Reproduce only this part of the listing: the line with "What's the underlying", plus every line after it through the last.

= = = =

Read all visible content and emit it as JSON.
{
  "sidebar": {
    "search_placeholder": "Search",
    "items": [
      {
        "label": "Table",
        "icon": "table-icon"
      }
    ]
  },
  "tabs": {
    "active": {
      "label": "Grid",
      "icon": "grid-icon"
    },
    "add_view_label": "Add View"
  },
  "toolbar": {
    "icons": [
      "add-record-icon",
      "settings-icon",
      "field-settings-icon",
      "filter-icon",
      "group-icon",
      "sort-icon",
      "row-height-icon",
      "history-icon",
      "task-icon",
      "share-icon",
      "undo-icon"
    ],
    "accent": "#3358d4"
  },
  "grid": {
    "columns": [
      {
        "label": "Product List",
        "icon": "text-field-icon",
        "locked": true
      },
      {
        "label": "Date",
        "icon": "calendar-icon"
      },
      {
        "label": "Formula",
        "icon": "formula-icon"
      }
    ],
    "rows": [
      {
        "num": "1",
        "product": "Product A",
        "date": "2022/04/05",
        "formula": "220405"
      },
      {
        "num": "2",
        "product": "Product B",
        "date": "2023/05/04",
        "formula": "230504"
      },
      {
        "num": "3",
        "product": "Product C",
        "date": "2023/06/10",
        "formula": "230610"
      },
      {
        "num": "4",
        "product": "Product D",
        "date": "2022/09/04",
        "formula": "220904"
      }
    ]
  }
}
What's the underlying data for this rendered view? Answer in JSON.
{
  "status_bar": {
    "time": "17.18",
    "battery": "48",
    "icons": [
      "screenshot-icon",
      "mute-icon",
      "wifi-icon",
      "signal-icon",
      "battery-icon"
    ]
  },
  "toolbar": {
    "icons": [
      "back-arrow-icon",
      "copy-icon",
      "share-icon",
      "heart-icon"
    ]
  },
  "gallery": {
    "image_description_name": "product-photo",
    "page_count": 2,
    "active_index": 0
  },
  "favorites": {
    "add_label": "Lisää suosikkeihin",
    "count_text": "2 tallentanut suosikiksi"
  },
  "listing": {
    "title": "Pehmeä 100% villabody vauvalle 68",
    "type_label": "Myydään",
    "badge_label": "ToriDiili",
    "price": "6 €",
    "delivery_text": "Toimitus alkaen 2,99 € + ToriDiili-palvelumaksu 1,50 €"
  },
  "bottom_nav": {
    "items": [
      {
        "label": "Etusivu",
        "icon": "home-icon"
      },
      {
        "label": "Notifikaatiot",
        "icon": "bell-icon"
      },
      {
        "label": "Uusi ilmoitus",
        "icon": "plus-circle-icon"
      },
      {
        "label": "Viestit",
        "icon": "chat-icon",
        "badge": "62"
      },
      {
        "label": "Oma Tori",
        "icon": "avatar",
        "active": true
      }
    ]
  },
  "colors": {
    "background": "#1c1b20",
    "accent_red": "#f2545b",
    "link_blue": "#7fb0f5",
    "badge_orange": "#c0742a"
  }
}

= = = =

FULL SOLUTION:
What's the underlying data for this rendered view? Answer in JSON.
{
  "status_bar": {
    "time": "17.18",
    "battery": "48",
    "icons": [
      "screenshot-icon",
      "mute-icon",
      "wifi-icon",
      "signal-icon",
      "battery-icon"
    ]
  },
  "toolbar": {
    "icons": [
      "back-arrow-icon",
      "copy-icon",
      "share-icon",
      "heart-icon"
    ]
  },
  "gallery": {
    "image_description_name": "product-photo",
    "page_count": 2,
    "active_index": 0
  },
  "favorites": {
    "add_label": "Lisää suosikkeihin",
    "count_text": "2 tallentanut suosikiksi"
  },
  "listing": {
    "title": "Pehmeä 100% villabody vauvalle 68",
    "type_label": "Myydään",
    "badge_label": "ToriDiili",
    "price": "6 €",
    "delivery_text": "Toimitus alkaen 2,99 € + ToriDiili-palvelumaksu 1,50 €"
  },
  "bottom_nav": {
    "items": [
      {
        "label": "Etusivu",
        "icon": "home-icon"
      },
      {
        "label": "Notifikaatiot",
        "icon": "bell-icon"
      },
      {
        "label": "Uusi ilmoitus",
        "icon": "plus-circle-icon"
      },
      {
        "label": "Viestit",
        "icon": "chat-icon",
        "badge": "62"
      },
      {
        "label": "Oma Tori",
        "icon": "avatar",
        "active": true
      }
    ]
  },
  "colors": {
    "background": "#1c1b20",
    "accent_red": "#f2545b",
    "link_blue": "#7fb0f5",
    "badge_orange": "#c0742a"
  }
}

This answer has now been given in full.